(Data items)
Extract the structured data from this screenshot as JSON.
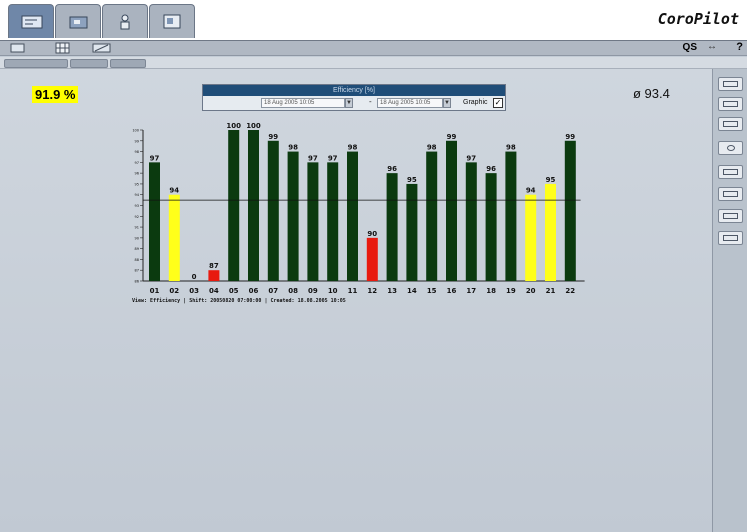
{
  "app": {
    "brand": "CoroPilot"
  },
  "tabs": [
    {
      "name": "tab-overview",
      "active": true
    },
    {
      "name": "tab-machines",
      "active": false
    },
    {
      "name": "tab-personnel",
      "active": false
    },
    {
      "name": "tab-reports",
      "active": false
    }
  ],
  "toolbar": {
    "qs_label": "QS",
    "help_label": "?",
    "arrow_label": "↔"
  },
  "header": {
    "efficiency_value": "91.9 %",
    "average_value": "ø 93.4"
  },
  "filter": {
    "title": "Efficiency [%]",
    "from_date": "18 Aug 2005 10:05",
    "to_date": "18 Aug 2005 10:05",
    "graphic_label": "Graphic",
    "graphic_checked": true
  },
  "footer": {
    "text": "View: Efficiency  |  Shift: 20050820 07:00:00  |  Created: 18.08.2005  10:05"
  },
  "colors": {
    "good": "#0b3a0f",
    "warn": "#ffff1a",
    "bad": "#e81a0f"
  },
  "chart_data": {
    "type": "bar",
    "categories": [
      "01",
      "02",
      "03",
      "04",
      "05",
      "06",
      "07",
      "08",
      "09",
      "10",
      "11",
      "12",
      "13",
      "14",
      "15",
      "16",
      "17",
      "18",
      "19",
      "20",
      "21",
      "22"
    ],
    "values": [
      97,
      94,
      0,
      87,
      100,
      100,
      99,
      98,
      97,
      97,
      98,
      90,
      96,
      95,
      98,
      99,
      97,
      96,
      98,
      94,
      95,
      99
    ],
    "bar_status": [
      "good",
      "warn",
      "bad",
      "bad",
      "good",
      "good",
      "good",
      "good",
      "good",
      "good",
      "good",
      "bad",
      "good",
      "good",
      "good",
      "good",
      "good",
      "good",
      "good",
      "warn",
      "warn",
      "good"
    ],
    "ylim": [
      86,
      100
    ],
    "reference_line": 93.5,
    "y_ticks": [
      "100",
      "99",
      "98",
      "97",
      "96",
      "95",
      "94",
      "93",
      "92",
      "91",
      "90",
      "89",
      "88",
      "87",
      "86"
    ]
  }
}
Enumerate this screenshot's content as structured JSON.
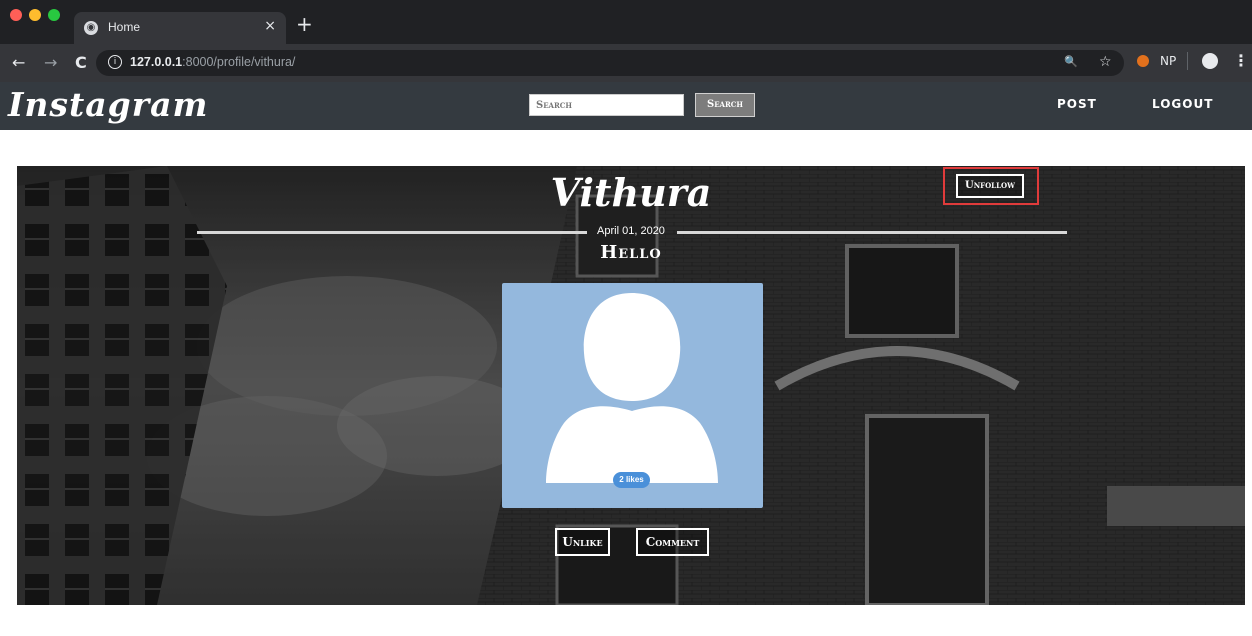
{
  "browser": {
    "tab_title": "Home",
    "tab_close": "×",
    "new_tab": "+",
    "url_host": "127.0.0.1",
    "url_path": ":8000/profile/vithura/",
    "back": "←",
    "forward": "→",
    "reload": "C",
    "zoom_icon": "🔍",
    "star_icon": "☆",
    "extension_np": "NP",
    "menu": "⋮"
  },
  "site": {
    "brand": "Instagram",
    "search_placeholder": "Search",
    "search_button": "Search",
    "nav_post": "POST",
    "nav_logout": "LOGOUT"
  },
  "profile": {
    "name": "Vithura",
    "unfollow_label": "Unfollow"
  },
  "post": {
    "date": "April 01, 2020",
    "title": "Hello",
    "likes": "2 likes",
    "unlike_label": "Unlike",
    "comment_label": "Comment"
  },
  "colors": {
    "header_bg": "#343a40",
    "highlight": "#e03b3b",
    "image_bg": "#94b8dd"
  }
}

* * *

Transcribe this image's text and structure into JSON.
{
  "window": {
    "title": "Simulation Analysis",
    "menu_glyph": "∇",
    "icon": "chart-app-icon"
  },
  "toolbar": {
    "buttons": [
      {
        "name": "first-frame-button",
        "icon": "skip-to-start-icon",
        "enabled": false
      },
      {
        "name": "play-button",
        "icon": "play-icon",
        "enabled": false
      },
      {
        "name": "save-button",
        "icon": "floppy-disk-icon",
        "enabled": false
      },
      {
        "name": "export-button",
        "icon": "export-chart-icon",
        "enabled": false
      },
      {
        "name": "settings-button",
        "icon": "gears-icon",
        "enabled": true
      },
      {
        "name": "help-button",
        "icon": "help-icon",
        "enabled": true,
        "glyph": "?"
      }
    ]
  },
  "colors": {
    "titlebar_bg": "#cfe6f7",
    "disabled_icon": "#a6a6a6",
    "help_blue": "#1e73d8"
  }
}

* * *

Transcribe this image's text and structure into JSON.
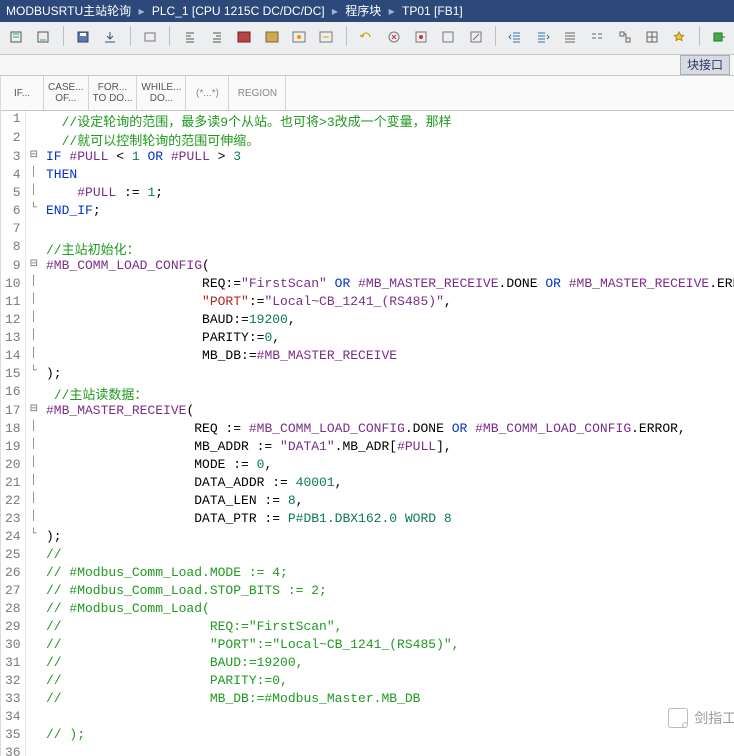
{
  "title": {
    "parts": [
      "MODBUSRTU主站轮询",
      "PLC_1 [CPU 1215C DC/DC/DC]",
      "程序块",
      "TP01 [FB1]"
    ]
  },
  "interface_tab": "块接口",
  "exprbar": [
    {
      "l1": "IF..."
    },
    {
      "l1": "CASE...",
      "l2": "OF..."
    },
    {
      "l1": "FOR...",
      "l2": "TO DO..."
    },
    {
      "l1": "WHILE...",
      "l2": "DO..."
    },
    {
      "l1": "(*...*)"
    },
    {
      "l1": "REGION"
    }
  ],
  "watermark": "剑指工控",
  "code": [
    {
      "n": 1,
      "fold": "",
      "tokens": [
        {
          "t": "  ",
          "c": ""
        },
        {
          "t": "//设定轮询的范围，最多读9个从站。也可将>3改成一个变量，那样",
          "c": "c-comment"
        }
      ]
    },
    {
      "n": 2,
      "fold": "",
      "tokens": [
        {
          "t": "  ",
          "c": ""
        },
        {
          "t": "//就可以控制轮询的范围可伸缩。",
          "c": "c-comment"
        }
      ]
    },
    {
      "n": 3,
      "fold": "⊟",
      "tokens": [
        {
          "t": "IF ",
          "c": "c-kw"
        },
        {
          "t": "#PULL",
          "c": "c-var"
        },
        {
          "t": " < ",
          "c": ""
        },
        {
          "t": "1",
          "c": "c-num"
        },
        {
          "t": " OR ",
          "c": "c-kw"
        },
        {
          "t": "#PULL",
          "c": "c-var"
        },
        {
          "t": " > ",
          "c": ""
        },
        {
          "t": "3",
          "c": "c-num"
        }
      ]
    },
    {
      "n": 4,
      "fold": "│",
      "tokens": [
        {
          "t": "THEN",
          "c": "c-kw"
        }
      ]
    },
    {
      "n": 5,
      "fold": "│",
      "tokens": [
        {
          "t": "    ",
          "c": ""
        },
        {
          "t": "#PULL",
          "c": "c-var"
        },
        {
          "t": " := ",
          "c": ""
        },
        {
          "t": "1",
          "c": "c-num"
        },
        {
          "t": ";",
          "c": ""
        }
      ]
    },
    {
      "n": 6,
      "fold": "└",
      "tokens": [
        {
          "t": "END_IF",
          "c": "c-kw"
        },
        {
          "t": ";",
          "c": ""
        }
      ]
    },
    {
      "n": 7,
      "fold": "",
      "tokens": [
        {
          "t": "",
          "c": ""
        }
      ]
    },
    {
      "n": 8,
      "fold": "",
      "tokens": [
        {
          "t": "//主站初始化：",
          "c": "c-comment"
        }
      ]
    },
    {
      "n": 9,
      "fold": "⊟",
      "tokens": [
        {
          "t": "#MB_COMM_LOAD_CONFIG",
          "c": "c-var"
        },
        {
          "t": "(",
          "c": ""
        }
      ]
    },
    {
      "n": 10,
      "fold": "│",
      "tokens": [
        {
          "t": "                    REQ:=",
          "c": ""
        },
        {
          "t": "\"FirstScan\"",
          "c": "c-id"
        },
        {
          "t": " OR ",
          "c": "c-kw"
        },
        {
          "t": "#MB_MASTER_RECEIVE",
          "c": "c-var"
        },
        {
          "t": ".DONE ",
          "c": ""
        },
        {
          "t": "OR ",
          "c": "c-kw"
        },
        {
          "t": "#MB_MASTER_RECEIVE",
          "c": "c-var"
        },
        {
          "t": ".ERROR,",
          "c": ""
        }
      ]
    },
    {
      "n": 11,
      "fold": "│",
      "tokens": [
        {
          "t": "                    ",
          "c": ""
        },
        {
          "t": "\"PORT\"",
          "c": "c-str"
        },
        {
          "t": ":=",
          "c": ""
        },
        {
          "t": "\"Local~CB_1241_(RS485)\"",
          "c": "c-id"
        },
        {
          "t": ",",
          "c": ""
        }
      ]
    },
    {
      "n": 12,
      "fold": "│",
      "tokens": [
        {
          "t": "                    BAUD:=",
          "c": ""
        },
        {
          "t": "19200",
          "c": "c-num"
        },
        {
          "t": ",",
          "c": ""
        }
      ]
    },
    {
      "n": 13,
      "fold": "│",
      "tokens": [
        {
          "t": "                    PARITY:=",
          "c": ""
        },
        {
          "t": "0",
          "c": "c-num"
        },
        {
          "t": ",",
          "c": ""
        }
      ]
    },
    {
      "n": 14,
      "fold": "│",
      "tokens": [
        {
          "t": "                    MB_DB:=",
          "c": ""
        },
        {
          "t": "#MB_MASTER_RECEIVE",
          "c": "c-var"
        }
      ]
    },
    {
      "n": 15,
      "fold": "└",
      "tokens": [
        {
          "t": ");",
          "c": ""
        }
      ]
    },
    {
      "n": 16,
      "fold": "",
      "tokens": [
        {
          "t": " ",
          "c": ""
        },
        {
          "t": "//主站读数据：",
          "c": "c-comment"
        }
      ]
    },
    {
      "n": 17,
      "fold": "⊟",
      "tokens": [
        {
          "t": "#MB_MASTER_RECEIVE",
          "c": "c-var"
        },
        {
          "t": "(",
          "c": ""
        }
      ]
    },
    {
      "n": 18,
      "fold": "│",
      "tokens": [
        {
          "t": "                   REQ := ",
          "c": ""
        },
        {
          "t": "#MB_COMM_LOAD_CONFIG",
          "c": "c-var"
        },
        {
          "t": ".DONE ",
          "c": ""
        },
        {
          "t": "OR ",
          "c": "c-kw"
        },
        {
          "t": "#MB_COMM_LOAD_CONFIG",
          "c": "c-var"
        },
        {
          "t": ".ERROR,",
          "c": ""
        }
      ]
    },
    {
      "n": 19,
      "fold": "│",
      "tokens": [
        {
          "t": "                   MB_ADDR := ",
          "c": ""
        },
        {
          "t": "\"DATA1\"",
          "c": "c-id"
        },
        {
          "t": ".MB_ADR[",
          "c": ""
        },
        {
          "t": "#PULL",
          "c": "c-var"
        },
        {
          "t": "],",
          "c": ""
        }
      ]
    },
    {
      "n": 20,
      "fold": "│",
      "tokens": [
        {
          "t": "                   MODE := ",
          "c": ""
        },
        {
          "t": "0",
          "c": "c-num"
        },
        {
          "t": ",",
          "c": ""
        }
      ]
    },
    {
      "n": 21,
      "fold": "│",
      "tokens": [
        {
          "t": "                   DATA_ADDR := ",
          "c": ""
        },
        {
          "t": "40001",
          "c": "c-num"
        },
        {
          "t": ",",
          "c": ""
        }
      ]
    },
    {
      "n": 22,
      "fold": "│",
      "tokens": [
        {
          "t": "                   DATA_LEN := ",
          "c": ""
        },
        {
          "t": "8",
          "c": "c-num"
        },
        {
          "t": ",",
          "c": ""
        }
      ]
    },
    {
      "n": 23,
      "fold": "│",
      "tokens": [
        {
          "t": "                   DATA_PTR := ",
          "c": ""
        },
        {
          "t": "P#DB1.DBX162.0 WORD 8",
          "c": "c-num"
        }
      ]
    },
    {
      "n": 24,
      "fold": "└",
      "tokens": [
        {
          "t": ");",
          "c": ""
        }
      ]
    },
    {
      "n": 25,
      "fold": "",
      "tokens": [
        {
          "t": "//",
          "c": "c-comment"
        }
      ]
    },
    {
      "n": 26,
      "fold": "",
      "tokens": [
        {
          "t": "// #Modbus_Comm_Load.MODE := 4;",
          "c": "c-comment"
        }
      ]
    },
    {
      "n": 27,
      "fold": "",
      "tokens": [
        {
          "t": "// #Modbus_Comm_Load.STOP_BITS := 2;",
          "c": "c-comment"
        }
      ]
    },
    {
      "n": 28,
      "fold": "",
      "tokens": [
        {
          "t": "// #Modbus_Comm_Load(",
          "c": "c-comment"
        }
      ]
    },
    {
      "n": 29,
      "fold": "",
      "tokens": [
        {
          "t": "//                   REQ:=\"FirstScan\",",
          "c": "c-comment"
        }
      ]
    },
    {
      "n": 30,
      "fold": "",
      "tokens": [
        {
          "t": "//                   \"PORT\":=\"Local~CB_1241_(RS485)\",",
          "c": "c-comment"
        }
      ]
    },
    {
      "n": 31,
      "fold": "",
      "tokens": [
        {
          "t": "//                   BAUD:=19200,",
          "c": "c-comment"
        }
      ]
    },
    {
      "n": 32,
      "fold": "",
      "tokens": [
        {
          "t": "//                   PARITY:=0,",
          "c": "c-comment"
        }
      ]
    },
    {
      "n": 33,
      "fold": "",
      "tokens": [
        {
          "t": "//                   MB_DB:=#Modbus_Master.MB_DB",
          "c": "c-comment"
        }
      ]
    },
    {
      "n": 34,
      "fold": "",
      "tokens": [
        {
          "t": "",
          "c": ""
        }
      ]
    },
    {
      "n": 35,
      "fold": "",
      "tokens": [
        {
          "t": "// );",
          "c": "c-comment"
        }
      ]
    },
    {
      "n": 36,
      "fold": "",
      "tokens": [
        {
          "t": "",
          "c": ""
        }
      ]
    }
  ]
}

EXERCISE INSTRUCTIONS: From the entries above, copy each line holding "true".

TASK ANSWER:
      "active": true
    "graphic_checked": true
        "enabled": true
        "enabled": true,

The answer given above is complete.